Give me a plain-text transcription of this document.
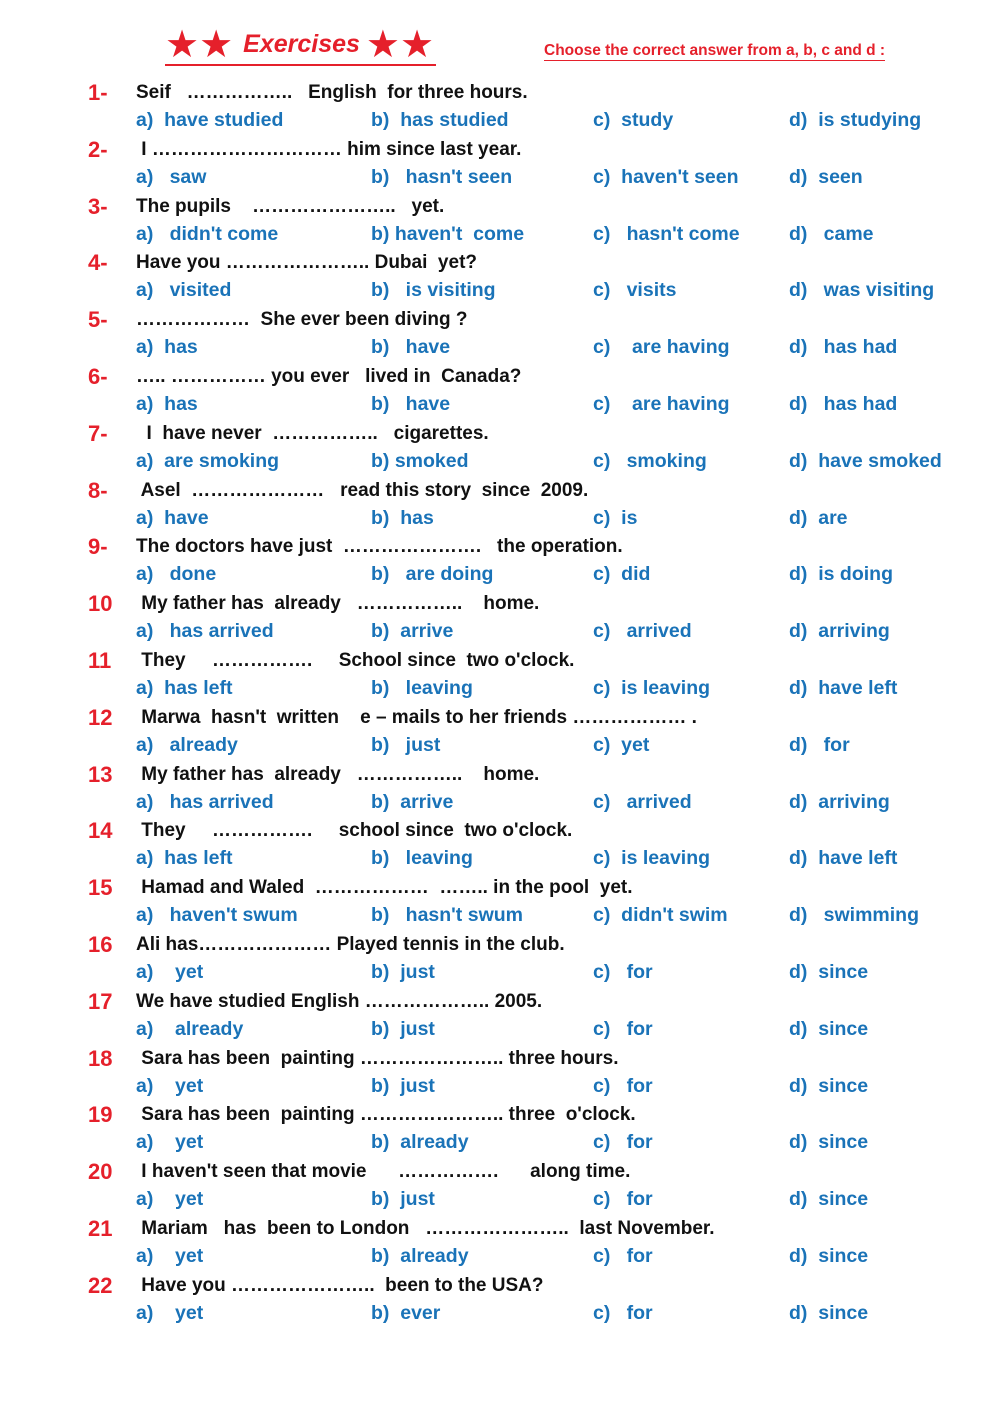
★★ Exercises ★★	Choose the correct answer from a, b, c and d :
1- Seif   ……………..   English  for three hours.
a)  have studied	b)  has studied	c)  study	d)  is studying
2- I ………………………… him since last year.
a)   saw	b)   hasn't seen	c)  haven't seen	d)  seen
3- The pupils    …………………..   yet.
a)   didn't come	b) haven't  come	c)   hasn't come	d)   came
4- Have you ………………….. Dubai  yet?
a)   visited	b)   is visiting	c)   visits	d)   was visiting
5- ………………  She ever been diving ?
a)  has	b)   have	c)    are having	d)   has had
6- ….. …………… you ever   lived in  Canada?
a)  has	b)   have	c)    are having	d)   has had
7- I  have never  ……………..   cigarettes.
a)  are smoking	b) smoked	c)   smoking	d)  have smoked
8- Asel  …………………   read this story  since  2009.
a)  have	b)  has	c)  is	d)  are
9- The doctors have just  ………………….   the operation.
a)   done	b)   are doing	c)  did	d)  is doing
10 My father has  already   ……………..    home.
a)   has arrived	b)  arrive	c)   arrived	d)  arriving
11 They     …………….     School since  two o'clock.
a)  has left	b)   leaving	c)  is leaving	d)  have left
12 Marwa  hasn't  written    e – mails to her friends ……………… .
a)   already	b)   just	c)  yet	d)   for
13 My father has  already   ……………..    home.
a)   has arrived	b)  arrive	c)   arrived	d)  arriving
14 They     …………….     school since  two o'clock.
a)  has left	b)   leaving	c)  is leaving	d)  have left
15 Hamad and Waled  ………………  …….. in the pool  yet.
a)   haven't swum	b)   hasn't swum	c)  didn't swim	d)   swimming
16 Ali has………………… Played tennis in the club.
a)    yet	b)  just	c)   for	d)  since
17 We have studied English ……………….. 2005.
a)    already	b)  just	c)   for	d)  since
18 Sara has been  painting ………………….. three hours.
a)    yet	b)  just	c)   for	d)  since
19 Sara has been  painting ………………….. three  o'clock.
a)    yet	b)  already	c)   for	d)  since
20 I haven't seen that movie      …………….      along time.
a)    yet	b)  just	c)   for	d)  since
21 Mariam   has  been to London   …………………..  last November.
a)    yet	b)  already	c)   for	d)  since
22 Have you …………………..  been to the USA?
a)    yet	b)  ever	c)   for	d)  since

....................

● EXERCISE REQUIREMENTS
The pictures in the entries should be left out; output everything else exactly.

● COMPLETE ANSWER
Give me a plain-text transcription of this document.
★★ Exercises ★★	Choose the correct answer from a, b, c and d :
1- Seif   ……………..   English  for three hours.
a)  have studied	b)  has studied	c)  study	d)  is studying
2- I ………………………… him since last year.
a)   saw	b)   hasn't seen	c)  haven't seen	d)  seen
3- The pupils    …………………..   yet.
a)   didn't come	b) haven't  come	c)   hasn't come	d)   came
4- Have you ………………….. Dubai  yet?
a)   visited	b)   is visiting	c)   visits	d)   was visiting
5- ………………  She ever been diving ?
a)  has	b)   have	c)    are having	d)   has had
6- ….. …………… you ever   lived in  Canada?
a)  has	b)   have	c)    are having	d)   has had
7- I  have never  ……………..   cigarettes.
a)  are smoking	b) smoked	c)   smoking	d)  have smoked
8- Asel  …………………   read this story  since  2009.
a)  have	b)  has	c)  is	d)  are
9- The doctors have just  ………………….   the operation.
a)   done	b)   are doing	c)  did	d)  is doing
10 My father has  already   ……………..    home.
a)   has arrived	b)  arrive	c)   arrived	d)  arriving
11 They     …………….     School since  two o'clock.
a)  has left	b)   leaving	c)  is leaving	d)  have left
12 Marwa  hasn't  written    e – mails to her friends ……………… .
a)   already	b)   just	c)  yet	d)   for
13 My father has  already   ……………..    home.
a)   has arrived	b)  arrive	c)   arrived	d)  arriving
14 They     …………….     school since  two o'clock.
a)  has left	b)   leaving	c)  is leaving	d)  have left
15 Hamad and Waled  ………………  …….. in the pool  yet.
a)   haven't swum	b)   hasn't swum	c)  didn't swim	d)   swimming
16 Ali has………………… Played tennis in the club.
a)    yet	b)  just	c)   for	d)  since
17 We have studied English ……………….. 2005.
a)    already	b)  just	c)   for	d)  since
18 Sara has been  painting ………………….. three hours.
a)    yet	b)  just	c)   for	d)  since
19 Sara has been  painting ………………….. three  o'clock.
a)    yet	b)  already	c)   for	d)  since
20 I haven't seen that movie      …………….      along time.
a)    yet	b)  just	c)   for	d)  since
21 Mariam   has  been to London   …………………..  last November.
a)    yet	b)  already	c)   for	d)  since
22 Have you …………………..  been to the USA?
a)    yet	b)  ever	c)   for	d)  since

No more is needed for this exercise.